* **TASK BRIEF**: Omit the pictures and output every entry below exactly as written.

-- BEGIN DATA TO USE --

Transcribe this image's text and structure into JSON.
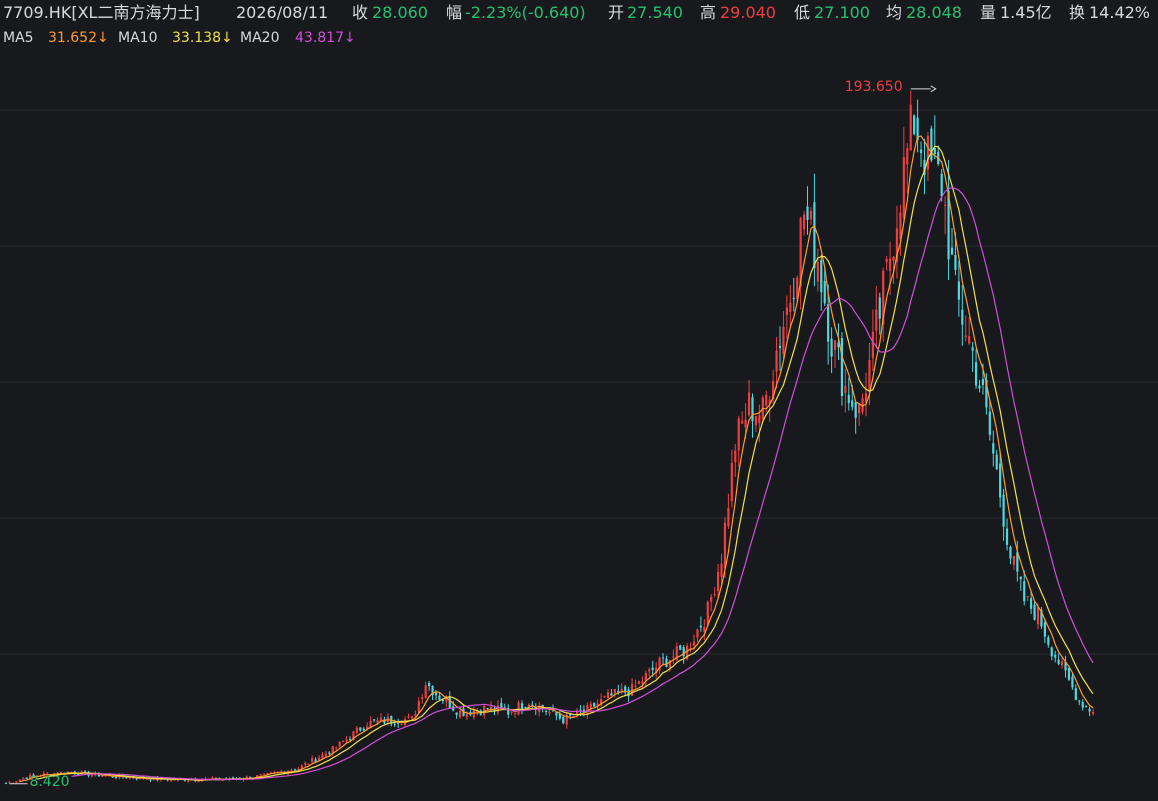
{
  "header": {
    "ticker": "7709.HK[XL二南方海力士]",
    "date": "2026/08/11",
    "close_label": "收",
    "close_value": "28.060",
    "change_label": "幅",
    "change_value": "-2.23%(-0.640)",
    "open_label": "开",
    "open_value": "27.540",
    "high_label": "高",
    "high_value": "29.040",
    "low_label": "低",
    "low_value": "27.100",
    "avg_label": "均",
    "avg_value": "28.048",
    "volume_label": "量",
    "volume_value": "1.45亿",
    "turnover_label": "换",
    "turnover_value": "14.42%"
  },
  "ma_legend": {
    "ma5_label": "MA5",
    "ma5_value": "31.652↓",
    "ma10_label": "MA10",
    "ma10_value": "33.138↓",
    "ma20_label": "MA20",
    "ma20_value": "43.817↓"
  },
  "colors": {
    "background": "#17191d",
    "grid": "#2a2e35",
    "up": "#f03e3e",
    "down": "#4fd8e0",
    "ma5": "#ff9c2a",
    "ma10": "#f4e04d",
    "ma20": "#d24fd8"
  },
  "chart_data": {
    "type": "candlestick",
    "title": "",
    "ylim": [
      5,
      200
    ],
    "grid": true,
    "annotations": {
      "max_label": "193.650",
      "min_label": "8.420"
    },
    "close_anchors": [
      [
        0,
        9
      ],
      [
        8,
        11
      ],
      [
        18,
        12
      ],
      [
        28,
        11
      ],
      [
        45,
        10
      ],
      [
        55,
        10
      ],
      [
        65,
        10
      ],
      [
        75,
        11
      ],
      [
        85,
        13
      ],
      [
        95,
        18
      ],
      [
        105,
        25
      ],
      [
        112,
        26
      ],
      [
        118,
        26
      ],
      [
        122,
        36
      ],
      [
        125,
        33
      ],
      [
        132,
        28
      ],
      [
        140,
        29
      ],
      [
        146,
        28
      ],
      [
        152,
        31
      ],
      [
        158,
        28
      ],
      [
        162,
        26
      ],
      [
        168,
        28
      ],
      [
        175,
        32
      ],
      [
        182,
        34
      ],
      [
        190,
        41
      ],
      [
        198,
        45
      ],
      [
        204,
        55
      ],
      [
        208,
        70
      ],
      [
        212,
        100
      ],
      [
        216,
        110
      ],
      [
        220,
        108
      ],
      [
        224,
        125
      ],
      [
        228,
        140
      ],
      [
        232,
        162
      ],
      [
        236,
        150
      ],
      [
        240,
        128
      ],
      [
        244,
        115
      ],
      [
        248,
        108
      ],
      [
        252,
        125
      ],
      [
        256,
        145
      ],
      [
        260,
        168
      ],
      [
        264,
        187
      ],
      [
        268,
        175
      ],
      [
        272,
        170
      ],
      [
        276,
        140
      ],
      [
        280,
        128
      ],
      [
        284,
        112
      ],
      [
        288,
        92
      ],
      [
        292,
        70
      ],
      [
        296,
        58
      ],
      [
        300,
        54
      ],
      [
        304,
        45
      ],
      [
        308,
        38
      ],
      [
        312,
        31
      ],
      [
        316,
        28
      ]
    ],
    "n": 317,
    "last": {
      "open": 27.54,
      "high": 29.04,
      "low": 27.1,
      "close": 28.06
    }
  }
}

-- END DATA TO USE --

* **PROBLEM SOLUTION**:
Transcribe this image's text and structure into JSON.
{
  "header": {
    "ticker": "7709.HK[XL二南方海力士]",
    "date": "2026/08/11",
    "close_label": "收",
    "close_value": "28.060",
    "change_label": "幅",
    "change_value": "-2.23%(-0.640)",
    "open_label": "开",
    "open_value": "27.540",
    "high_label": "高",
    "high_value": "29.040",
    "low_label": "低",
    "low_value": "27.100",
    "avg_label": "均",
    "avg_value": "28.048",
    "volume_label": "量",
    "volume_value": "1.45亿",
    "turnover_label": "换",
    "turnover_value": "14.42%"
  },
  "ma_legend": {
    "ma5_label": "MA5",
    "ma5_value": "31.652↓",
    "ma10_label": "MA10",
    "ma10_value": "33.138↓",
    "ma20_label": "MA20",
    "ma20_value": "43.817↓"
  },
  "colors": {
    "background": "#17191d",
    "grid": "#2a2e35",
    "up": "#f03e3e",
    "down": "#4fd8e0",
    "ma5": "#ff9c2a",
    "ma10": "#f4e04d",
    "ma20": "#d24fd8"
  },
  "chart_data": {
    "type": "candlestick",
    "title": "",
    "ylim": [
      5,
      200
    ],
    "grid": true,
    "annotations": {
      "max_label": "193.650",
      "min_label": "8.420"
    },
    "close_anchors": [
      [
        0,
        9
      ],
      [
        8,
        11
      ],
      [
        18,
        12
      ],
      [
        28,
        11
      ],
      [
        45,
        10
      ],
      [
        55,
        10
      ],
      [
        65,
        10
      ],
      [
        75,
        11
      ],
      [
        85,
        13
      ],
      [
        95,
        18
      ],
      [
        105,
        25
      ],
      [
        112,
        26
      ],
      [
        118,
        26
      ],
      [
        122,
        36
      ],
      [
        125,
        33
      ],
      [
        132,
        28
      ],
      [
        140,
        29
      ],
      [
        146,
        28
      ],
      [
        152,
        31
      ],
      [
        158,
        28
      ],
      [
        162,
        26
      ],
      [
        168,
        28
      ],
      [
        175,
        32
      ],
      [
        182,
        34
      ],
      [
        190,
        41
      ],
      [
        198,
        45
      ],
      [
        204,
        55
      ],
      [
        208,
        70
      ],
      [
        212,
        100
      ],
      [
        216,
        110
      ],
      [
        220,
        108
      ],
      [
        224,
        125
      ],
      [
        228,
        140
      ],
      [
        232,
        162
      ],
      [
        236,
        150
      ],
      [
        240,
        128
      ],
      [
        244,
        115
      ],
      [
        248,
        108
      ],
      [
        252,
        125
      ],
      [
        256,
        145
      ],
      [
        260,
        168
      ],
      [
        264,
        187
      ],
      [
        268,
        175
      ],
      [
        272,
        170
      ],
      [
        276,
        140
      ],
      [
        280,
        128
      ],
      [
        284,
        112
      ],
      [
        288,
        92
      ],
      [
        292,
        70
      ],
      [
        296,
        58
      ],
      [
        300,
        54
      ],
      [
        304,
        45
      ],
      [
        308,
        38
      ],
      [
        312,
        31
      ],
      [
        316,
        28
      ]
    ],
    "n": 317,
    "last": {
      "open": 27.54,
      "high": 29.04,
      "low": 27.1,
      "close": 28.06
    }
  }
}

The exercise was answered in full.